-- Begin DATA FOR THIS EXERCISE --
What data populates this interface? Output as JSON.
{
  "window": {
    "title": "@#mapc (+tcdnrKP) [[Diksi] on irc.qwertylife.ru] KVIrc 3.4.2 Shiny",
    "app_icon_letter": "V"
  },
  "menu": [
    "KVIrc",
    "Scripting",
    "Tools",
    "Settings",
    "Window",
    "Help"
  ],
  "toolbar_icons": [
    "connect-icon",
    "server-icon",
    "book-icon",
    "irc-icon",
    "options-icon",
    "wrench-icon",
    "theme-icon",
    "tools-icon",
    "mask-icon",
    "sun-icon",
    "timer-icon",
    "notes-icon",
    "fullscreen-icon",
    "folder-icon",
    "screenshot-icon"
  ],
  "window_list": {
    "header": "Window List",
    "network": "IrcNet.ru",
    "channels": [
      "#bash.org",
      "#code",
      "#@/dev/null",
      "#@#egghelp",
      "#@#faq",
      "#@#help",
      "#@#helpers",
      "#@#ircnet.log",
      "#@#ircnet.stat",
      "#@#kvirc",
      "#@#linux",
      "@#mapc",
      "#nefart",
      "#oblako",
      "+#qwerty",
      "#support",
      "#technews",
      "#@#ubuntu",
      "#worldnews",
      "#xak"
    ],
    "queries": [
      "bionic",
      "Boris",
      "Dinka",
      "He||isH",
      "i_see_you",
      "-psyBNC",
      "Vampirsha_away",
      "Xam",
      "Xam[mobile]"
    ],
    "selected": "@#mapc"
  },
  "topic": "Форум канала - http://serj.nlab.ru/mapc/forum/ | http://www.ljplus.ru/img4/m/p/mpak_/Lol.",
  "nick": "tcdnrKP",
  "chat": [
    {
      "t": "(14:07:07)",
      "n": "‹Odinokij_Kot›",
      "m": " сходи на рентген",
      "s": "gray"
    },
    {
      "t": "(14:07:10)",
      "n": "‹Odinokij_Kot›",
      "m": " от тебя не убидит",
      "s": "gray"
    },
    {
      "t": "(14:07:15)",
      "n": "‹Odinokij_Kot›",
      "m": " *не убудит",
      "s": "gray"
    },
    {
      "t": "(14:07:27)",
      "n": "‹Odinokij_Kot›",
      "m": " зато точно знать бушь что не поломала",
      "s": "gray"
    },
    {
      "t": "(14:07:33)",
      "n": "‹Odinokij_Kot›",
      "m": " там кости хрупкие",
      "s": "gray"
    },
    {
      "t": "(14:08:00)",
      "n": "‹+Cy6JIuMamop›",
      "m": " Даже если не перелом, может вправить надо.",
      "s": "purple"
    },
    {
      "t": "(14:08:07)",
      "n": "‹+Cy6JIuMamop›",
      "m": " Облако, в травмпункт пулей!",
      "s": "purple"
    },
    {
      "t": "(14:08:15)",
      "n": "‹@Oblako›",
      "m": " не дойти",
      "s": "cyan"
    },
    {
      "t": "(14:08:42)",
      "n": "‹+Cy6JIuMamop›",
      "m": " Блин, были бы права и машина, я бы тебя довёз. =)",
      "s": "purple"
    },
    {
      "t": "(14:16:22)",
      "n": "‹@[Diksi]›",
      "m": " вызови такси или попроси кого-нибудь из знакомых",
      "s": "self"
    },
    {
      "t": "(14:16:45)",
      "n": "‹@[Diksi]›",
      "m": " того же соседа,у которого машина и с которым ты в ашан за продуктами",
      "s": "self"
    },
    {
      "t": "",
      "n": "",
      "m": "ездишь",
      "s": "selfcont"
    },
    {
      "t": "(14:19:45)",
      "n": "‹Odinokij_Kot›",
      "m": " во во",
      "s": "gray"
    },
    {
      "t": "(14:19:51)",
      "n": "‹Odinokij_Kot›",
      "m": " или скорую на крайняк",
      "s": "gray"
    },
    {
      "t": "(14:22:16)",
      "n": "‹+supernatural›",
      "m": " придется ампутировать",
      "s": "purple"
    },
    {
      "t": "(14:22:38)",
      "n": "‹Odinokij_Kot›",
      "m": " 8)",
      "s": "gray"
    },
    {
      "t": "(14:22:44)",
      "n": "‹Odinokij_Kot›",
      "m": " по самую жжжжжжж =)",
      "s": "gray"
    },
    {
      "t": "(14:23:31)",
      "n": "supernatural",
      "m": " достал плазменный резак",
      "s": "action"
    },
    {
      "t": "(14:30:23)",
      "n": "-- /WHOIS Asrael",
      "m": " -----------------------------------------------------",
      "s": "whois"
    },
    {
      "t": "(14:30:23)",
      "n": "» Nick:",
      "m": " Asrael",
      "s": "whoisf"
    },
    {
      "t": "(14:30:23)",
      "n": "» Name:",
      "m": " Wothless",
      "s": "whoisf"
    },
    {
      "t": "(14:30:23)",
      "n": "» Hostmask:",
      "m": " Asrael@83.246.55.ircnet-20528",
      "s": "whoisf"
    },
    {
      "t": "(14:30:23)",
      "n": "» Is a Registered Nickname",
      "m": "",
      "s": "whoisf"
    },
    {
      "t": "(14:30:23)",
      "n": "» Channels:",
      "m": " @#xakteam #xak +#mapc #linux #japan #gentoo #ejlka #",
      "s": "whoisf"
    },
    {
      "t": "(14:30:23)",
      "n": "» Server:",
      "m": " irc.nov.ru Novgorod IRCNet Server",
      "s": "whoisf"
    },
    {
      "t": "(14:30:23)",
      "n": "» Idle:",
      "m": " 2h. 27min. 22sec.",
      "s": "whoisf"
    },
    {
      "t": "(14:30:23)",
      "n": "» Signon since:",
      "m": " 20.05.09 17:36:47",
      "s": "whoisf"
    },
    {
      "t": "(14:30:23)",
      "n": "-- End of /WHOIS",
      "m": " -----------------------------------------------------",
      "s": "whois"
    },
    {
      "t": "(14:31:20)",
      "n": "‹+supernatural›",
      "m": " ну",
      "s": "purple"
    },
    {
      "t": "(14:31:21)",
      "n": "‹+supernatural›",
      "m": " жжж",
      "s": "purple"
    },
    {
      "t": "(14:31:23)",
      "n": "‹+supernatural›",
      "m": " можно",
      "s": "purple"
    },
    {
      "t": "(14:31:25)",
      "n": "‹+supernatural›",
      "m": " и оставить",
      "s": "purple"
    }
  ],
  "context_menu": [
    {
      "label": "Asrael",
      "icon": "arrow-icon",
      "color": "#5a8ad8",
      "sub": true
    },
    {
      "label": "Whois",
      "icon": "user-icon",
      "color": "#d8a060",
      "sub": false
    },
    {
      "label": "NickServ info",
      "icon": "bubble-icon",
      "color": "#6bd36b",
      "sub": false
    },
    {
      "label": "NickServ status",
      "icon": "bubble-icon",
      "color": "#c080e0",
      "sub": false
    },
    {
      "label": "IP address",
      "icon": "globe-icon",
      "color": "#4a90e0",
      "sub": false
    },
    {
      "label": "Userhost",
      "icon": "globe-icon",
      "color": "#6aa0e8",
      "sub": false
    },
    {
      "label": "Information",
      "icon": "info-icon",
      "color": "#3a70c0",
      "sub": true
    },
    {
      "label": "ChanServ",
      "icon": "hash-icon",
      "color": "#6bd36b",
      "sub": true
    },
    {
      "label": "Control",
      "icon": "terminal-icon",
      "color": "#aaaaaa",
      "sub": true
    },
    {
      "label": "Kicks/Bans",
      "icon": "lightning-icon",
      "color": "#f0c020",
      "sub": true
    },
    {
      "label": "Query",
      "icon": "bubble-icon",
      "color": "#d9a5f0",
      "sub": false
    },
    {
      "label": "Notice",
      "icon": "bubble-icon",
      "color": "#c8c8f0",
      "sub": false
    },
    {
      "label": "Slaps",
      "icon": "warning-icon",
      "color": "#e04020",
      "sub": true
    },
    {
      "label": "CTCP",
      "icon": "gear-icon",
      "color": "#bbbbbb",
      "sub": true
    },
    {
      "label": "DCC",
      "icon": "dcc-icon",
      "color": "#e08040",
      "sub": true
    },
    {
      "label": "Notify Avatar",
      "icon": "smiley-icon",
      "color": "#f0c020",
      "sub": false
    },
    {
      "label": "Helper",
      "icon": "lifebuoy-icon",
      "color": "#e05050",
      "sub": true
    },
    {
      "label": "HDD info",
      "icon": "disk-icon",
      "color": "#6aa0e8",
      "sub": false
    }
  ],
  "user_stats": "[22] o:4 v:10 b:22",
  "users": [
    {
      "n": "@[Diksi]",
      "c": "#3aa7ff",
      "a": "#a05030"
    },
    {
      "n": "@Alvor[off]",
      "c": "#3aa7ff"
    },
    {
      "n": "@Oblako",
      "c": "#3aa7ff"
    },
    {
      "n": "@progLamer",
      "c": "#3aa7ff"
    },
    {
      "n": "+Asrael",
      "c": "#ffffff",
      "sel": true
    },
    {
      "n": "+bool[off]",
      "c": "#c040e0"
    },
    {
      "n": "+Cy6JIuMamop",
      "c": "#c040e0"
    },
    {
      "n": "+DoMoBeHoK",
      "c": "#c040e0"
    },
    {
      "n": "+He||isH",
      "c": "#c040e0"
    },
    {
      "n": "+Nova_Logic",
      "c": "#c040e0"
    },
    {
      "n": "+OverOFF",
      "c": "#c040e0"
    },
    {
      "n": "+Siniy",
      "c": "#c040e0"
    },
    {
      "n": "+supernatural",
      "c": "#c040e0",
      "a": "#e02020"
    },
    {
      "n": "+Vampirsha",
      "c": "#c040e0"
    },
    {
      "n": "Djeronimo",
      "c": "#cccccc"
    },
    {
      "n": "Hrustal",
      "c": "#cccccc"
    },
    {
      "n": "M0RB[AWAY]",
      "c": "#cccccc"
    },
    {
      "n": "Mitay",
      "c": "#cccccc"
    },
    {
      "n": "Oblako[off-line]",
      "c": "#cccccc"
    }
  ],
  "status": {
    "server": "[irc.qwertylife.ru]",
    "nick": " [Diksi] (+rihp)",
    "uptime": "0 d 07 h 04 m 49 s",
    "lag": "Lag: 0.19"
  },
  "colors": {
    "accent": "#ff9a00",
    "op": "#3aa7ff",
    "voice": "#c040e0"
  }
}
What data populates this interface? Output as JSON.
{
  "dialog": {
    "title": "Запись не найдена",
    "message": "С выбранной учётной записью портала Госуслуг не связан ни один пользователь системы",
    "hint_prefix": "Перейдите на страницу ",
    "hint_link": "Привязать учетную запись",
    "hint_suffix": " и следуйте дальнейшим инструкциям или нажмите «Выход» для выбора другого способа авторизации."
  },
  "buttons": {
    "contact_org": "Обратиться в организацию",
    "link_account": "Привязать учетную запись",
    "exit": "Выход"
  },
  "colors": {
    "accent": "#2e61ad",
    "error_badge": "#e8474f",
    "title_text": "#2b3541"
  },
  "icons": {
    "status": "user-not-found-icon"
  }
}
-- End DATA FOR THIS EXERCISE --
> **WRITTEN TASK**: Figure out how many lines above include the string "Привязать", then report that number and nothing else.

> **RESPONSE**: 2